### Task directions
Reproduce all of the data below without alteration; exclude every picture.

### Records excerpted from a collection
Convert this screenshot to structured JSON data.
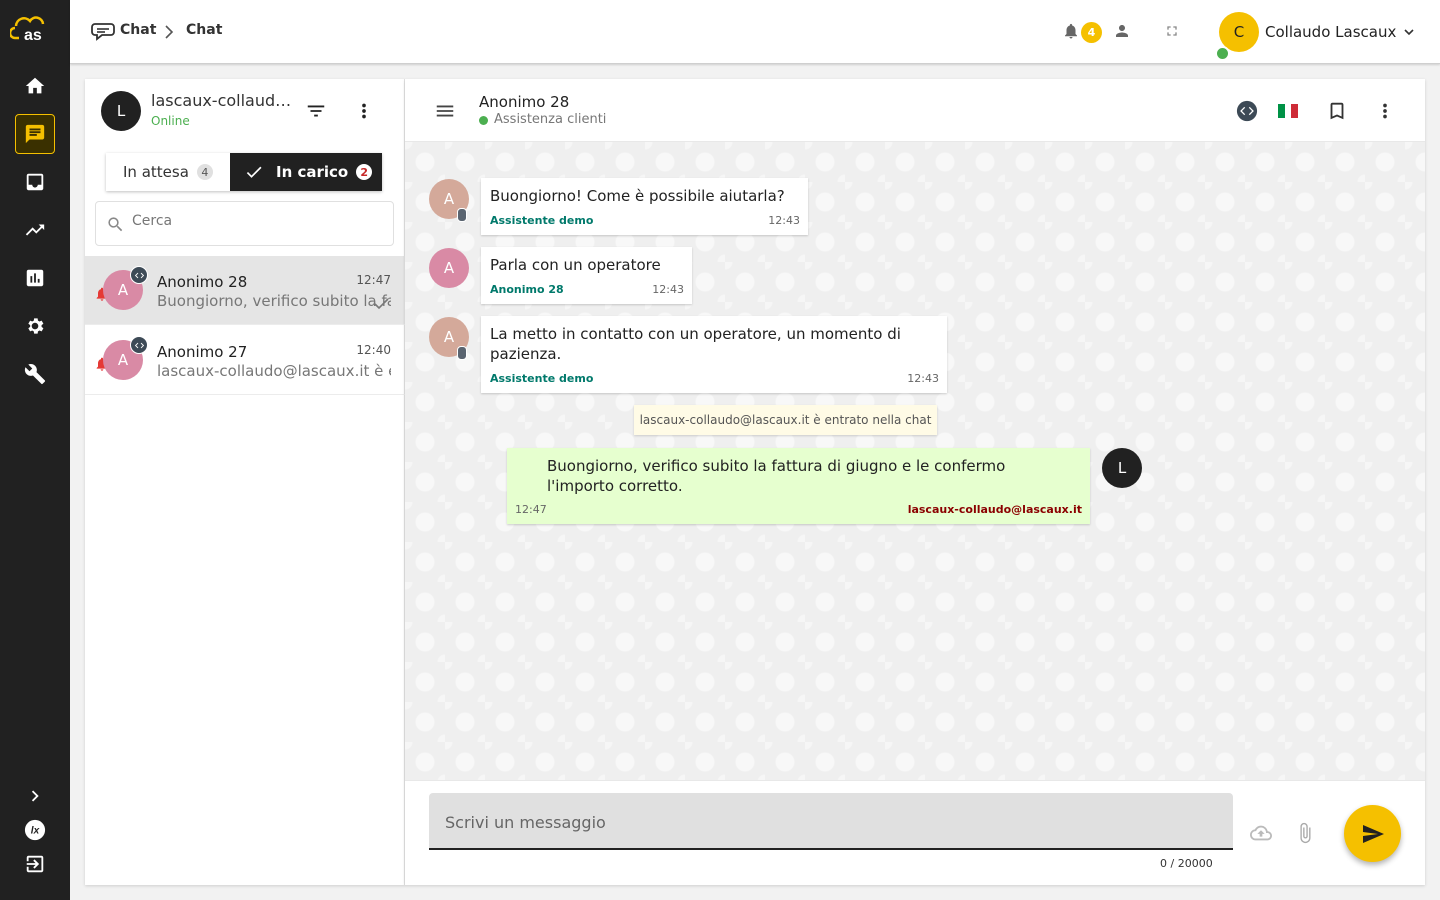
{
  "breadcrumb": {
    "root": "Chat",
    "current": "Chat"
  },
  "notifications": {
    "count": "4"
  },
  "user": {
    "initial": "C",
    "name": "Collaudo Lascaux"
  },
  "operator": {
    "initial": "L",
    "name": "lascaux-collaudo@lascaux.it",
    "status": "Online"
  },
  "tabs": {
    "waiting": {
      "label": "In attesa",
      "count": "4"
    },
    "assigned": {
      "label": "In carico",
      "count": "2"
    }
  },
  "search": {
    "placeholder": "Cerca",
    "value": ""
  },
  "conversations": [
    {
      "initial": "A",
      "name": "Anonimo 28",
      "time": "12:47",
      "preview": "Buongiorno, verifico subito la fattura di giugno e le confermo l'importo corretto."
    },
    {
      "initial": "A",
      "name": "Anonimo 27",
      "time": "12:40",
      "preview": "lascaux-collaudo@lascaux.it è entrato nella chat"
    }
  ],
  "chat": {
    "title": "Anonimo 28",
    "subtitle": "Assistenza clienti",
    "messages": [
      {
        "initial": "A",
        "text": "Buongiorno! Come è possibile aiutarla?",
        "sender": "Assistente demo",
        "time": "12:43"
      },
      {
        "initial": "A",
        "text": "Parla con un operatore",
        "sender": "Anonimo 28",
        "time": "12:43"
      },
      {
        "initial": "A",
        "text": "La metto in contatto con un operatore, un momento di pazienza.",
        "sender": "Assistente demo",
        "time": "12:43"
      }
    ],
    "system_message": "lascaux-collaudo@lascaux.it è entrato nella chat",
    "outgoing": {
      "initial": "L",
      "text": "Buongiorno, verifico subito la fattura di giugno e le confermo l'importo corretto.",
      "sender": "lascaux-collaudo@lascaux.it",
      "time": "12:47"
    }
  },
  "composer": {
    "placeholder": "Scrivi un messaggio",
    "counter": "0 / 20000"
  },
  "colors": {
    "accent": "#f5c000",
    "rail": "#212121",
    "online": "#4caf50",
    "outgoing_bubble": "#e6ffcf",
    "visitor_avatar": "#d98aa5",
    "bot_avatar": "#d4a99a"
  }
}
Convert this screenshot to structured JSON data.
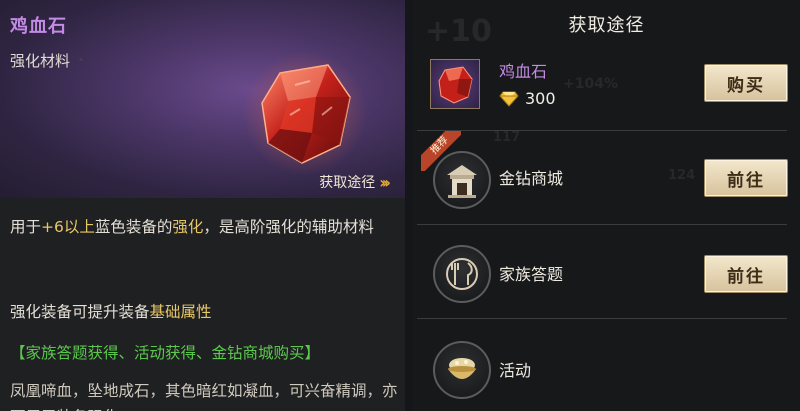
{
  "item": {
    "name": "鸡血石",
    "type": "强化材料",
    "source_link": "获取途径",
    "description": {
      "p1": "用于",
      "p2": "+6以上",
      "p3": "蓝色装备的",
      "p4": "强化",
      "p5": "，是高阶强化的辅助材料"
    },
    "bonus": {
      "p1": "强化装备可提升装备",
      "p2": "基础属性"
    },
    "obtain": "【家族答题获得、活动获得、金钻商城购买】",
    "lore": "凤凰啼血，坠地成石，其色暗红如凝血，可兴奋精调，亦可用于装备强化"
  },
  "panel": {
    "title": "获取途径",
    "purchase": {
      "name": "鸡血石",
      "price": "300",
      "button": "购买"
    },
    "sources": [
      {
        "name": "金钻商城",
        "tag": "推荐",
        "button": "前往"
      },
      {
        "name": "家族答题",
        "button": "前往"
      },
      {
        "name": "活动"
      }
    ],
    "background_text": {
      "a": "+10",
      "b": "+104%",
      "c": "117",
      "d": "124"
    }
  },
  "colors": {
    "item_name": "#c48be6",
    "highlight": "#e8c766",
    "obtain": "#5cc84e",
    "button_bg": "#e6d6b2"
  },
  "icons": [
    "gem-icon",
    "diamond-icon",
    "shop-icon",
    "quiz-icon",
    "event-icon",
    "chevron-right-icon"
  ]
}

### Solved exercise
Convert this screenshot to structured JSON data.
{
  "breadcrumb": {
    "root": "Chat",
    "current": "Chat"
  },
  "notifications": {
    "count": "4"
  },
  "user": {
    "initial": "C",
    "name": "Collaudo Lascaux"
  },
  "operator": {
    "initial": "L",
    "name": "lascaux-collaudo@lascaux.it",
    "status": "Online"
  },
  "tabs": {
    "waiting": {
      "label": "In attesa",
      "count": "4"
    },
    "assigned": {
      "label": "In carico",
      "count": "2"
    }
  },
  "search": {
    "placeholder": "Cerca",
    "value": ""
  },
  "conversations": [
    {
      "initial": "A",
      "name": "Anonimo 28",
      "time": "12:47",
      "preview": "Buongiorno, verifico subito la fattura di giugno e le confermo l'importo corretto."
    },
    {
      "initial": "A",
      "name": "Anonimo 27",
      "time": "12:40",
      "preview": "lascaux-collaudo@lascaux.it è entrato nella chat"
    }
  ],
  "chat": {
    "title": "Anonimo 28",
    "subtitle": "Assistenza clienti",
    "messages": [
      {
        "initial": "A",
        "text": "Buongiorno! Come è possibile aiutarla?",
        "sender": "Assistente demo",
        "time": "12:43"
      },
      {
        "initial": "A",
        "text": "Parla con un operatore",
        "sender": "Anonimo 28",
        "time": "12:43"
      },
      {
        "initial": "A",
        "text": "La metto in contatto con un operatore, un momento di pazienza.",
        "sender": "Assistente demo",
        "time": "12:43"
      }
    ],
    "system_message": "lascaux-collaudo@lascaux.it è entrato nella chat",
    "outgoing": {
      "initial": "L",
      "text": "Buongiorno, verifico subito la fattura di giugno e le confermo l'importo corretto.",
      "sender": "lascaux-collaudo@lascaux.it",
      "time": "12:47"
    }
  },
  "composer": {
    "placeholder": "Scrivi un messaggio",
    "counter": "0 / 20000"
  },
  "colors": {
    "accent": "#f5c000",
    "rail": "#212121",
    "online": "#4caf50",
    "outgoing_bubble": "#e6ffcf",
    "visitor_avatar": "#d98aa5",
    "bot_avatar": "#d4a99a"
  }
}
Convert this screenshot to structured JSON data.
{
  "item": {
    "name": "鸡血石",
    "type": "强化材料",
    "source_link": "获取途径",
    "description": {
      "p1": "用于",
      "p2": "+6以上",
      "p3": "蓝色装备的",
      "p4": "强化",
      "p5": "，是高阶强化的辅助材料"
    },
    "bonus": {
      "p1": "强化装备可提升装备",
      "p2": "基础属性"
    },
    "obtain": "【家族答题获得、活动获得、金钻商城购买】",
    "lore": "凤凰啼血，坠地成石，其色暗红如凝血，可兴奋精调，亦可用于装备强化"
  },
  "panel": {
    "title": "获取途径",
    "purchase": {
      "name": "鸡血石",
      "price": "300",
      "button": "购买"
    },
    "sources": [
      {
        "name": "金钻商城",
        "tag": "推荐",
        "button": "前往"
      },
      {
        "name": "家族答题",
        "button": "前往"
      },
      {
        "name": "活动"
      }
    ],
    "background_text": {
      "a": "+10",
      "b": "+104%",
      "c": "117",
      "d": "124"
    }
  },
  "colors": {
    "item_name": "#c48be6",
    "highlight": "#e8c766",
    "obtain": "#5cc84e",
    "button_bg": "#e6d6b2"
  },
  "icons": [
    "gem-icon",
    "diamond-icon",
    "shop-icon",
    "quiz-icon",
    "event-icon",
    "chevron-right-icon"
  ]
}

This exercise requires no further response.